### Your goal
Copy out every line in which the string "ordered" occurs.
** start of Listed records **
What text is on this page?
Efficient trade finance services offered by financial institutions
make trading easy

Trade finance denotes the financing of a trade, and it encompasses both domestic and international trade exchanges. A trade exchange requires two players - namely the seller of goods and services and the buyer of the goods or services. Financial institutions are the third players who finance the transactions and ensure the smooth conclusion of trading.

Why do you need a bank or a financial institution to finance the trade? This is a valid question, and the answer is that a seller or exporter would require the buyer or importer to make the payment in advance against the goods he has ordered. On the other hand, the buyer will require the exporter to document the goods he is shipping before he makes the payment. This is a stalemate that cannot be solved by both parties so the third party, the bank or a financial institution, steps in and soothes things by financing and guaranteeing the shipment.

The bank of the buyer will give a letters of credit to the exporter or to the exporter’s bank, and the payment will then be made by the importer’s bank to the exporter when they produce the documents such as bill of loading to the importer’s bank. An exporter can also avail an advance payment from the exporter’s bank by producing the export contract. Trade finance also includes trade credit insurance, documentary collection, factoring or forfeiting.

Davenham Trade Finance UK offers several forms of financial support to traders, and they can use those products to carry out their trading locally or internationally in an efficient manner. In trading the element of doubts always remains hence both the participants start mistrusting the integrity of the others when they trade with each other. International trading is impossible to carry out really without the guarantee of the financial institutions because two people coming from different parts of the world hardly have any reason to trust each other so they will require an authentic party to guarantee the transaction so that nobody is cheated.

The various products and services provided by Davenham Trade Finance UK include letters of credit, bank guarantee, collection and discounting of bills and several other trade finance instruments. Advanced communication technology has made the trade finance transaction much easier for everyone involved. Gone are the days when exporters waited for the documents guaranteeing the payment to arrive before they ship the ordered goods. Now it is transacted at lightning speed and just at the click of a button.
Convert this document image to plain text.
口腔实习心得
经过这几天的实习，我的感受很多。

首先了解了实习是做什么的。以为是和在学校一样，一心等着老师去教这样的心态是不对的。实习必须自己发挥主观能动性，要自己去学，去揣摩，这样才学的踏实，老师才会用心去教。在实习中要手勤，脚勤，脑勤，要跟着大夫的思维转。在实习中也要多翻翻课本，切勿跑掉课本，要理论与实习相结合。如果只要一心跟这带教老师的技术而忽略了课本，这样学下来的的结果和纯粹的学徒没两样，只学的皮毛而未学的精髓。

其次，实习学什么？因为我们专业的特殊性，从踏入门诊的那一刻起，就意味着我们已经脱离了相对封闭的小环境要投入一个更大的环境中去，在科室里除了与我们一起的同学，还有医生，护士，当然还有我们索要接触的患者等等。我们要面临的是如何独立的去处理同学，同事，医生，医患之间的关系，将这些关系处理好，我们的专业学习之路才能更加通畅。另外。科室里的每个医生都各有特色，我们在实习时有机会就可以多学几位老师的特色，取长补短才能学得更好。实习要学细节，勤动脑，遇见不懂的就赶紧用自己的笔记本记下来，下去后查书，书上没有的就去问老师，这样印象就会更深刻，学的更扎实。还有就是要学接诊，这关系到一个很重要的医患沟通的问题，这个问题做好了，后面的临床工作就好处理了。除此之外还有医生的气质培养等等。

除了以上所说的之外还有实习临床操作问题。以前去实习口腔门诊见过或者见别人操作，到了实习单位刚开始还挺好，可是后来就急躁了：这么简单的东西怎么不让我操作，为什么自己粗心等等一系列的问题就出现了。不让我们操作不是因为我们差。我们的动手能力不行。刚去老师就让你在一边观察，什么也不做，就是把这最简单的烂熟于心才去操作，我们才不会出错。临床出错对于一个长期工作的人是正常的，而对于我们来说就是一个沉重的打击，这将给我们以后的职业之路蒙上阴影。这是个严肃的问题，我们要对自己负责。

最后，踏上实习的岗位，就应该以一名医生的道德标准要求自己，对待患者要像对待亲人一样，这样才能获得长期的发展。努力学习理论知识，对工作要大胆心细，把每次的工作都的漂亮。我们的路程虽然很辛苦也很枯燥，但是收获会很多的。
** end of Listed records **
### Complete output
Why do you need a bank or a financial institution to finance the trade? This is a valid question, and the answer is that a seller or exporter would require the buyer or importer to make the payment in advance against the goods he has ordered. On the other hand, the buyer will require the exporter to document the goods he is shipping before he makes the payment. This is a stalemate that cannot be solved by both parties so the third party, the bank or a financial institution, steps in and soothes things by financing and guaranteeing the shipment.
The various products and services provided by Davenham Trade Finance UK include letters of credit, bank guarantee, collection and discounting of bills and several other trade finance instruments. Advanced communication technology has made the trade finance transaction much easier for everyone involved. Gone are the days when exporters waited for the documents guaranteeing the payment to arrive before they ship the ordered goods. Now it is transacted at lightning speed and just at the click of a button.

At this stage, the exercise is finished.